* _Exercise instructions_: Quote all of the data exactly as given. Skip every picture it contains.

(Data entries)
□ □ □

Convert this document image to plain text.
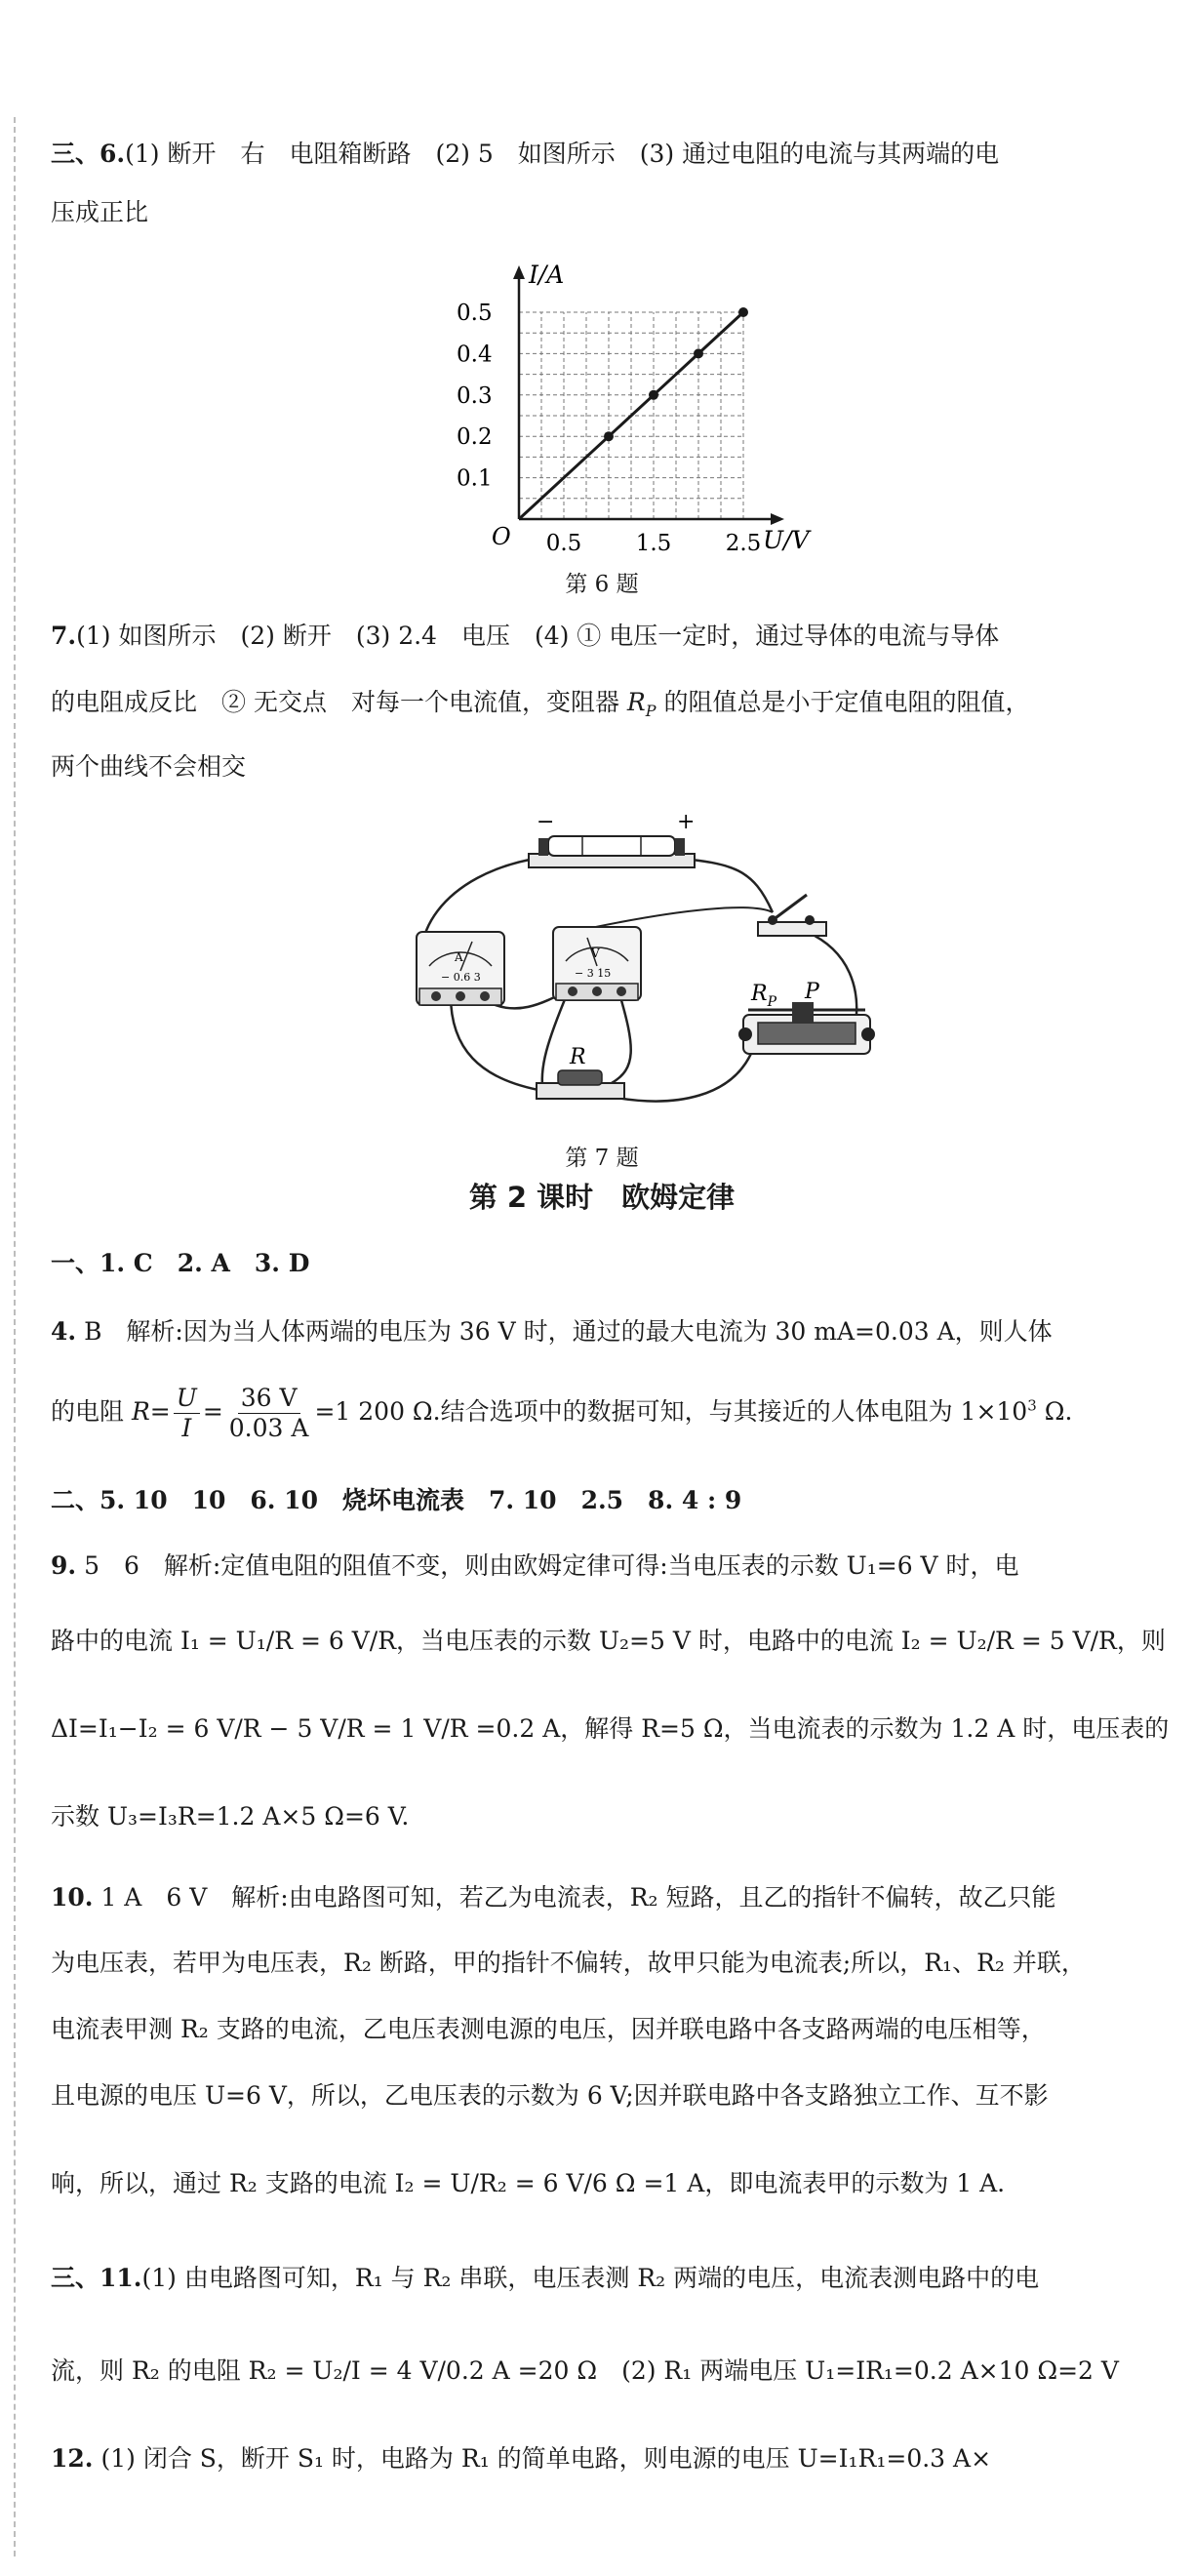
三、6.(1) 断开　右　电阻箱断路　(2) 5　如图所示　(3) 通过电阻的电流与其两端的电
压成正比
I/A
U/V
O
0.1
0.2
0.3
0.4
0.5
0.5 1.5 2.5
第 6 题
7.(1) 如图所示　(2) 断开　(3) 2.4　电压　(4) ① 电压一定时，通过导体的电流与导体
的电阻成反比　② 无交点　对每一个电流值，变阻器 $R_P$ 的阻值总是小于定值电阻的阻值，
两个曲线不会相交
−	+
A
− 0.6 3
V
− 3 15
R
$R_P$ P
第 7 题
第 2 课时　欧姆定律
一、1. C　2. A　3. D
4. B　解析:因为当人体两端的电压为 36 V 时，通过的最大电流为 30 mA=0.03 A，则人体
的电阻 $R= \frac{U}{I} = \frac{36 V}{0.03 A} =1$ 200 Ω.结合选项中的数据可知，与其接近的人体电阻为 $1\times 10^3$ Ω.
二、5. 10　10　6. 10　烧坏电流表　7. 10　2.5　8. 4 : 9
9. 5　6　解析:定值电阻的阻值不变，则由欧姆定律可得:当电压表的示数 U₁=6 V 时，电
路中的电流 I₁ = U₁/R = 6 V/R，当电压表的示数 U₂=5 V 时，电路中的电流 I₂ = U₂/R = 5 V/R，则
ΔI=I₁−I₂ = 6 V/R − 5 V/R = 1 V/R =0.2 A，解得 R=5 Ω，当电流表的示数为 1.2 A 时，电压表的
示数 U₃=I₃R=1.2 A×5 Ω=6 V.
10. 1 A　6 V　解析:由电路图可知，若乙为电流表，R₂ 短路，且乙的指针不偏转，故乙只能
为电压表，若甲为电压表，R₂ 断路，甲的指针不偏转，故甲只能为电流表;所以，R₁、R₂ 并联，
电流表甲测 R₂ 支路的电流，乙电压表测电源的电压，因并联电路中各支路两端的电压相等，
且电源的电压 U=6 V，所以，乙电压表的示数为 6 V;因并联电路中各支路独立工作、互不影
响，所以，通过 R₂ 支路的电流 I₂ = U/R₂ = 6 V/6 Ω =1 A，即电流表甲的示数为 1 A.
三、11.(1) 由电路图可知，R₁ 与 R₂ 串联，电压表测 R₂ 两端的电压，电流表测电路中的电
流，则 R₂ 的电阻 R₂ = U₂/I = 4 V/0.2 A =20 Ω　(2) R₁ 两端电压 U₁=IR₁=0.2 A×10 Ω=2 V
12. (1) 闭合 S，断开 S₁ 时，电路为 R₁ 的简单电路，则电源的电压 U=I₁R₁=0.3 A×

□ □ □

* _The reply_:
Convert this document image to plain text.
三、6.(1) 断开　右　电阻箱断路　(2) 5　如图所示　(3) 通过电阻的电流与其两端的电
压成正比
I/A
U/V
O
0.1
0.2
0.3
0.4
0.5
0.5 1.5 2.5
第 6 题
7.(1) 如图所示　(2) 断开　(3) 2.4　电压　(4) ① 电压一定时，通过导体的电流与导体
的电阻成反比　② 无交点　对每一个电流值，变阻器 $R_P$ 的阻值总是小于定值电阻的阻值，
两个曲线不会相交
−	+
A
− 0.6 3
V
− 3 15
R
$R_P$ P
第 7 题
第 2 课时　欧姆定律
一、1. C　2. A　3. D
4. B　解析:因为当人体两端的电压为 36 V 时，通过的最大电流为 30 mA=0.03 A，则人体
的电阻 $R= \frac{U}{I} = \frac{36 V}{0.03 A} =1$ 200 Ω.结合选项中的数据可知，与其接近的人体电阻为 $1\times 10^3$ Ω.
二、5. 10　10　6. 10　烧坏电流表　7. 10　2.5　8. 4 : 9
9. 5　6　解析:定值电阻的阻值不变，则由欧姆定律可得:当电压表的示数 U₁=6 V 时，电
路中的电流 I₁ = U₁/R = 6 V/R，当电压表的示数 U₂=5 V 时，电路中的电流 I₂ = U₂/R = 5 V/R，则
ΔI=I₁−I₂ = 6 V/R − 5 V/R = 1 V/R =0.2 A，解得 R=5 Ω，当电流表的示数为 1.2 A 时，电压表的
示数 U₃=I₃R=1.2 A×5 Ω=6 V.
10. 1 A　6 V　解析:由电路图可知，若乙为电流表，R₂ 短路，且乙的指针不偏转，故乙只能
为电压表，若甲为电压表，R₂ 断路，甲的指针不偏转，故甲只能为电流表;所以，R₁、R₂ 并联，
电流表甲测 R₂ 支路的电流，乙电压表测电源的电压，因并联电路中各支路两端的电压相等，
且电源的电压 U=6 V，所以，乙电压表的示数为 6 V;因并联电路中各支路独立工作、互不影
响，所以，通过 R₂ 支路的电流 I₂ = U/R₂ = 6 V/6 Ω =1 A，即电流表甲的示数为 1 A.
三、11.(1) 由电路图可知，R₁ 与 R₂ 串联，电压表测 R₂ 两端的电压，电流表测电路中的电
流，则 R₂ 的电阻 R₂ = U₂/I = 4 V/0.2 A =20 Ω　(2) R₁ 两端电压 U₁=IR₁=0.2 A×10 Ω=2 V
12. (1) 闭合 S，断开 S₁ 时，电路为 R₁ 的简单电路，则电源的电压 U=I₁R₁=0.3 A×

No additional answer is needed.